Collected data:
Start

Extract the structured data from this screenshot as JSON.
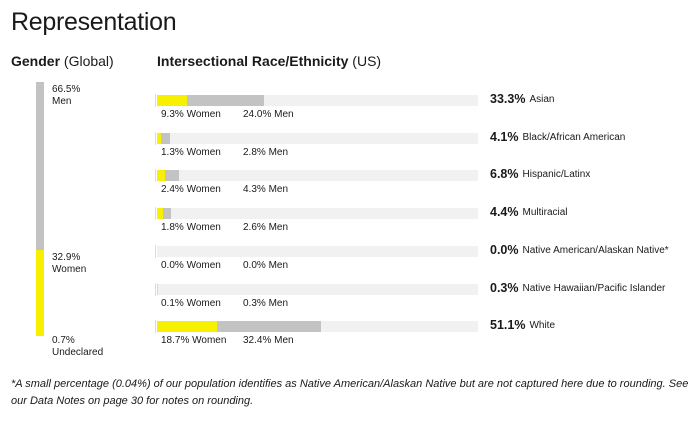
{
  "title": "Representation",
  "gender_header": {
    "bold": "Gender",
    "normal": "(Global)"
  },
  "race_header": {
    "bold": "Intersectional Race/Ethnicity",
    "normal": "(US)"
  },
  "footnote": "*A small percentage (0.04%) of our population identifies as Native American/Alaskan Native but are not captured here due to rounding. See our Data Notes on page 30 for notes on rounding.",
  "colors": {
    "women": "#f7f000",
    "men": "#c3c3c3",
    "track": "#f1f1f1",
    "undeclared": "#f7f000"
  },
  "chart_data": [
    {
      "type": "bar",
      "title": "Gender (Global)",
      "orientation": "vertical-stacked",
      "series": [
        {
          "name": "Men",
          "value": 66.5,
          "pct_label": "66.5%",
          "label": "Men"
        },
        {
          "name": "Women",
          "value": 32.9,
          "pct_label": "32.9%",
          "label": "Women"
        },
        {
          "name": "Undeclared",
          "value": 0.7,
          "pct_label": "0.7%",
          "label": "Undeclared"
        }
      ]
    },
    {
      "type": "bar",
      "title": "Intersectional Race/Ethnicity (US)",
      "orientation": "horizontal-stacked",
      "categories": [
        {
          "name": "Asian",
          "total": 33.3,
          "total_label": "33.3%",
          "women": 9.3,
          "women_label": "9.3% Women",
          "men": 24.0,
          "men_label": "24.0% Men"
        },
        {
          "name": "Black/African American",
          "total": 4.1,
          "total_label": "4.1%",
          "women": 1.3,
          "women_label": "1.3% Women",
          "men": 2.8,
          "men_label": "2.8% Men"
        },
        {
          "name": "Hispanic/Latinx",
          "total": 6.8,
          "total_label": "6.8%",
          "women": 2.4,
          "women_label": "2.4% Women",
          "men": 4.3,
          "men_label": "4.3% Men"
        },
        {
          "name": "Multiracial",
          "total": 4.4,
          "total_label": "4.4%",
          "women": 1.8,
          "women_label": "1.8% Women",
          "men": 2.6,
          "men_label": "2.6% Men"
        },
        {
          "name": "Native American/Alaskan Native*",
          "total": 0.0,
          "total_label": "0.0%",
          "women": 0.0,
          "women_label": "0.0% Women",
          "men": 0.0,
          "men_label": "0.0% Men"
        },
        {
          "name": "Native Hawaiian/Pacific Islander",
          "total": 0.3,
          "total_label": "0.3%",
          "women": 0.1,
          "women_label": "0.1% Women",
          "men": 0.3,
          "men_label": "0.3% Men"
        },
        {
          "name": "White",
          "total": 51.1,
          "total_label": "51.1%",
          "women": 18.7,
          "women_label": "18.7% Women",
          "men": 32.4,
          "men_label": "32.4% Men"
        }
      ],
      "scale_max": 100
    }
  ]
}
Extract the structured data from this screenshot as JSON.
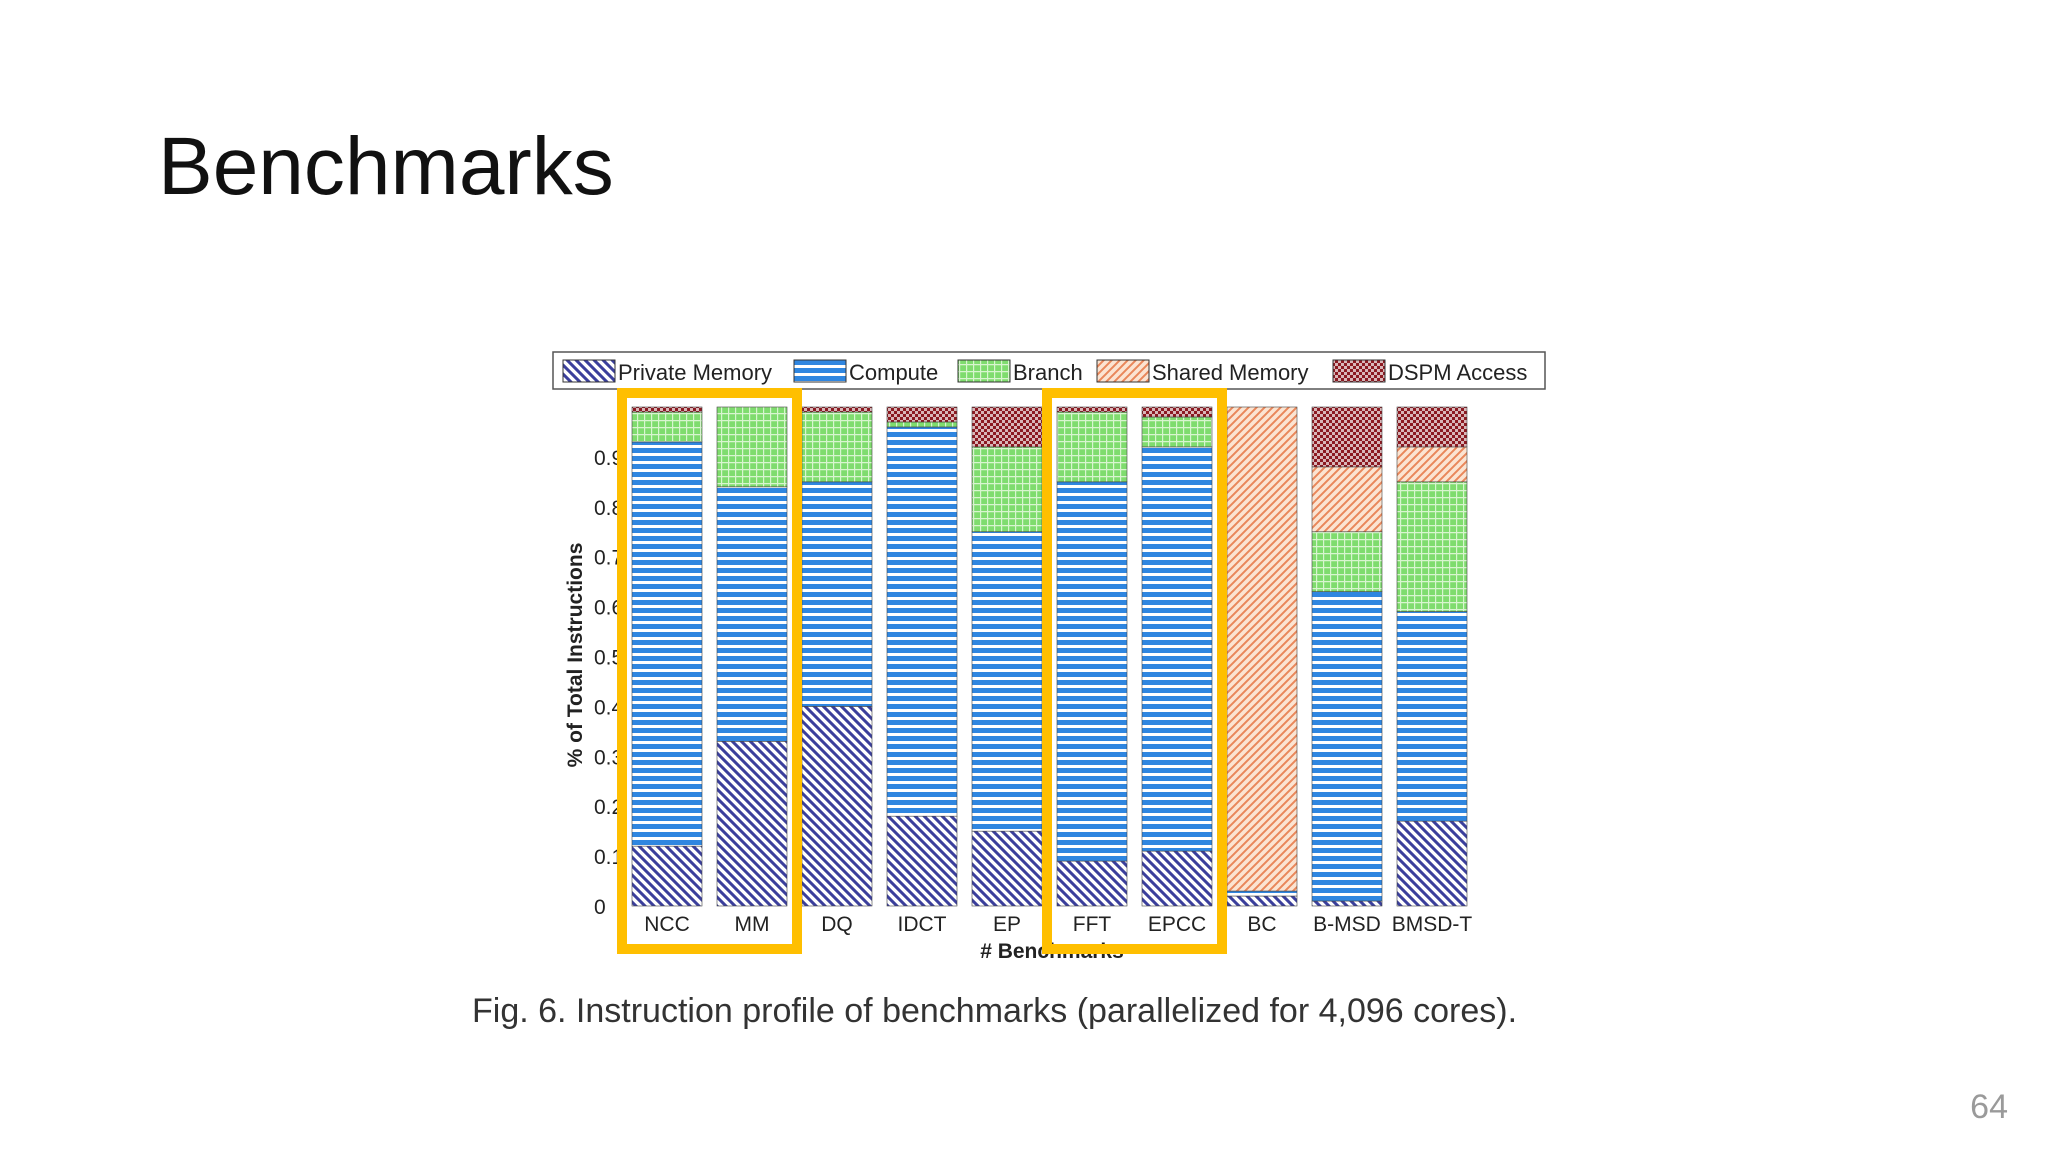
{
  "slide": {
    "title": "Benchmarks",
    "page_number": "64",
    "caption": "Fig. 6. Instruction profile of benchmarks (parallelized for 4,096 cores)."
  },
  "chart_data": {
    "type": "bar",
    "stacked": true,
    "title": "",
    "xlabel": "# Benchmarks",
    "ylabel": "% of Total Instructions",
    "ylim": [
      0,
      1
    ],
    "yticks": [
      "0",
      "0.1",
      "0.2",
      "0.3",
      "0.4",
      "0.5",
      "0.6",
      "0.7",
      "0.8",
      "0.9"
    ],
    "legend_position": "top",
    "categories": [
      "NCC",
      "MM",
      "DQ",
      "IDCT",
      "EP",
      "FFT",
      "EPCC",
      "BC",
      "B-MSD",
      "BMSD-T"
    ],
    "series": [
      {
        "name": "Private Memory",
        "color": "#3b3f9c",
        "pattern": "diagonal",
        "values": [
          0.12,
          0.33,
          0.4,
          0.18,
          0.15,
          0.09,
          0.11,
          0.02,
          0.01,
          0.17
        ]
      },
      {
        "name": "Compute",
        "color": "#2f86e0",
        "pattern": "horizontal",
        "values": [
          0.81,
          0.51,
          0.45,
          0.78,
          0.6,
          0.76,
          0.81,
          0.01,
          0.62,
          0.42
        ]
      },
      {
        "name": "Branch",
        "color": "#7fdc6e",
        "pattern": "grid",
        "values": [
          0.06,
          0.16,
          0.14,
          0.01,
          0.17,
          0.14,
          0.06,
          0.0,
          0.12,
          0.26
        ]
      },
      {
        "name": "Shared Memory",
        "color": "#f0a070",
        "pattern": "diagonal-reverse",
        "values": [
          0.0,
          0.0,
          0.0,
          0.0,
          0.0,
          0.0,
          0.0,
          0.97,
          0.13,
          0.07
        ]
      },
      {
        "name": "DSPM Access",
        "color": "#8c1a22",
        "pattern": "checker",
        "values": [
          0.01,
          0.0,
          0.01,
          0.03,
          0.08,
          0.01,
          0.02,
          0.0,
          0.12,
          0.08
        ]
      }
    ],
    "highlighted_groups": [
      [
        "NCC",
        "MM"
      ],
      [
        "FFT",
        "EPCC"
      ]
    ],
    "highlight_color": "#ffbf00"
  }
}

End

Exercise instructions
Locate all lines holding the word "orientation", then copy them out.

Complete answer
      "orientation": "vertical-stacked",
      "orientation": "horizontal-stacked",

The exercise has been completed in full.